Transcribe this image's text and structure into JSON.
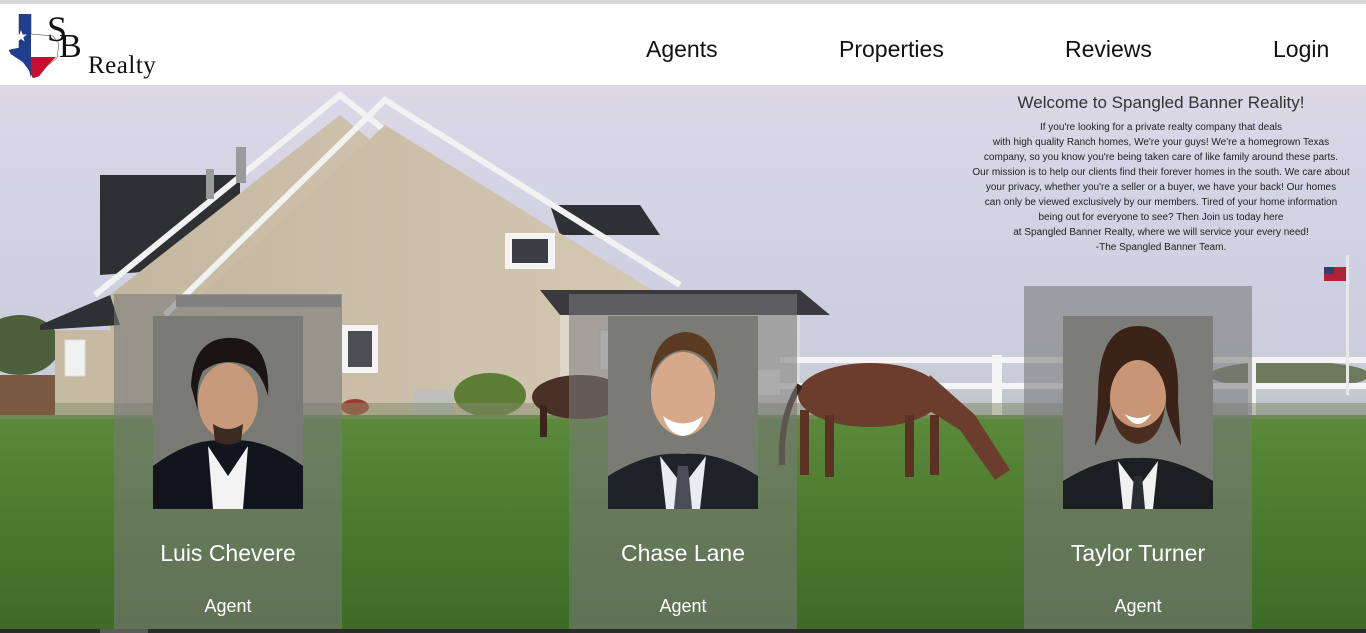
{
  "brand": {
    "logo_letters": [
      "S",
      "B"
    ],
    "wordmark": "Realty",
    "colors": {
      "flag_blue": "#1f3e8f",
      "flag_red": "#c8102e"
    }
  },
  "nav": {
    "items": [
      {
        "label": "Agents"
      },
      {
        "label": "Properties"
      },
      {
        "label": "Reviews"
      },
      {
        "label": "Login"
      }
    ]
  },
  "welcome": {
    "title": "Welcome to Spangled Banner Reality!",
    "lines": [
      "If you're looking for a private realty company that deals",
      "with high quality Ranch homes, We're your guys! We're a homegrown Texas",
      "company, so you know you're being taken care of like family around these parts.",
      "Our mission is to help our clients find their forever homes in the south. We care about",
      "your privacy, whether you're a seller or a buyer, we have your back! Our homes",
      "can only be viewed exclusively by our members. Tired of your home information",
      "being out for everyone to see? Then Join us today here",
      "at Spangled Banner Realty, where we will service your every need!",
      "-The Spangled Banner Team."
    ]
  },
  "agents": [
    {
      "name": "Luis Chevere",
      "role": "Agent"
    },
    {
      "name": "Chase Lane",
      "role": "Agent"
    },
    {
      "name": "Taylor Turner",
      "role": "Agent"
    }
  ],
  "hero": {
    "image": "ranch-house-with-horses-photo",
    "colors": {
      "grass": "#4f7a32",
      "siding": "#cbbfa9",
      "roof": "#2f3034"
    }
  }
}
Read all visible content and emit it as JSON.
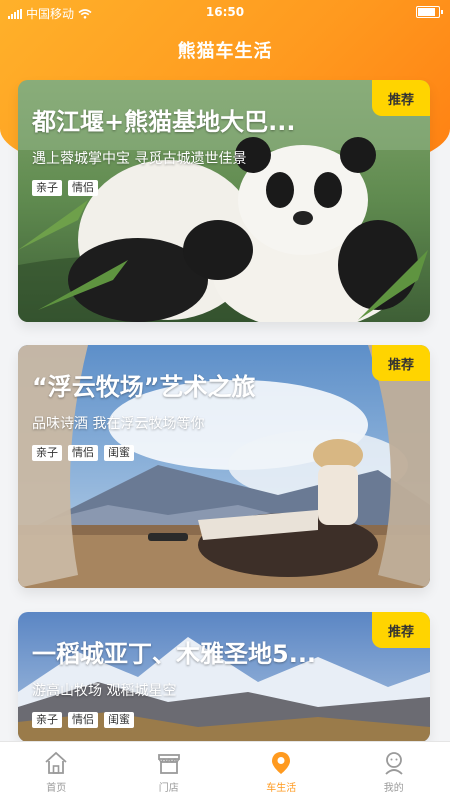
{
  "status": {
    "carrier": "中国移动",
    "time": "16:50"
  },
  "header": {
    "title": "熊猫车生活"
  },
  "cards": [
    {
      "badge": "推荐",
      "title": "都江堰+熊猫基地大巴...",
      "subtitle": "遇上蓉城掌中宝 寻觅古城遗世佳景",
      "tags": [
        "亲子",
        "情侣"
      ]
    },
    {
      "badge": "推荐",
      "title": "“浮云牧场”艺术之旅",
      "subtitle": "品味诗酒  我在浮云牧场等你",
      "tags": [
        "亲子",
        "情侣",
        "闺蜜"
      ]
    },
    {
      "badge": "推荐",
      "title": "一稻城亚丁、木雅圣地5...",
      "subtitle": "游高山牧场 观稻城星空",
      "tags": [
        "亲子",
        "情侣",
        "闺蜜"
      ]
    }
  ],
  "nav": {
    "items": [
      {
        "label": "首页",
        "icon": "home-icon"
      },
      {
        "label": "门店",
        "icon": "store-icon"
      },
      {
        "label": "车生活",
        "icon": "location-pin-icon"
      },
      {
        "label": "我的",
        "icon": "profile-icon"
      }
    ],
    "active_index": 2
  },
  "colors": {
    "accent": "#ff9a1f",
    "badge": "#ffd400",
    "nav_inactive": "#9a9a9a"
  }
}
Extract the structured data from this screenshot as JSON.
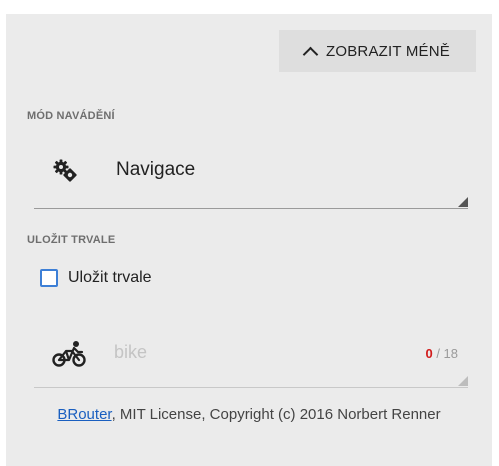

********

**Short problem**
Nothing in the entries should change as you copy them, except that the pictures are left out.

**Task result**
Transcribe this image's text and structure into JSON.
{
  "brand": {
    "logo_letters": [
      "S",
      "B"
    ],
    "wordmark": "Realty",
    "colors": {
      "flag_blue": "#1f3e8f",
      "flag_red": "#c8102e"
    }
  },
  "nav": {
    "items": [
      {
        "label": "Agents"
      },
      {
        "label": "Properties"
      },
      {
        "label": "Reviews"
      },
      {
        "label": "Login"
      }
    ]
  },
  "welcome": {
    "title": "Welcome to Spangled Banner Reality!",
    "lines": [
      "If you're looking for a private realty company that deals",
      "with high quality Ranch homes, We're your guys! We're a homegrown Texas",
      "company, so you know you're being taken care of like family around these parts.",
      "Our mission is to help our clients find their forever homes in the south. We care about",
      "your privacy, whether you're a seller or a buyer, we have your back! Our homes",
      "can only be viewed exclusively by our members. Tired of your home information",
      "being out for everyone to see? Then Join us today here",
      "at Spangled Banner Realty, where we will service your every need!",
      "-The Spangled Banner Team."
    ]
  },
  "agents": [
    {
      "name": "Luis Chevere",
      "role": "Agent"
    },
    {
      "name": "Chase Lane",
      "role": "Agent"
    },
    {
      "name": "Taylor Turner",
      "role": "Agent"
    }
  ],
  "hero": {
    "image": "ranch-house-with-horses-photo",
    "colors": {
      "grass": "#4f7a32",
      "siding": "#cbbfa9",
      "roof": "#2f3034"
    }
  }
}
Read all visible content and emit it as JSON.
{
  "status": {
    "carrier": "中国移动",
    "time": "16:50"
  },
  "header": {
    "title": "熊猫车生活"
  },
  "cards": [
    {
      "badge": "推荐",
      "title": "都江堰+熊猫基地大巴...",
      "subtitle": "遇上蓉城掌中宝 寻觅古城遗世佳景",
      "tags": [
        "亲子",
        "情侣"
      ]
    },
    {
      "badge": "推荐",
      "title": "“浮云牧场”艺术之旅",
      "subtitle": "品味诗酒  我在浮云牧场等你",
      "tags": [
        "亲子",
        "情侣",
        "闺蜜"
      ]
    },
    {
      "badge": "推荐",
      "title": "一稻城亚丁、木雅圣地5...",
      "subtitle": "游高山牧场 观稻城星空",
      "tags": [
        "亲子",
        "情侣",
        "闺蜜"
      ]
    }
  ],
  "nav": {
    "items": [
      {
        "label": "首页",
        "icon": "home-icon"
      },
      {
        "label": "门店",
        "icon": "store-icon"
      },
      {
        "label": "车生活",
        "icon": "location-pin-icon"
      },
      {
        "label": "我的",
        "icon": "profile-icon"
      }
    ],
    "active_index": 2
  },
  "colors": {
    "accent": "#ff9a1f",
    "badge": "#ffd400",
    "nav_inactive": "#9a9a9a"
  }
}
Extract the structured data from this screenshot as JSON.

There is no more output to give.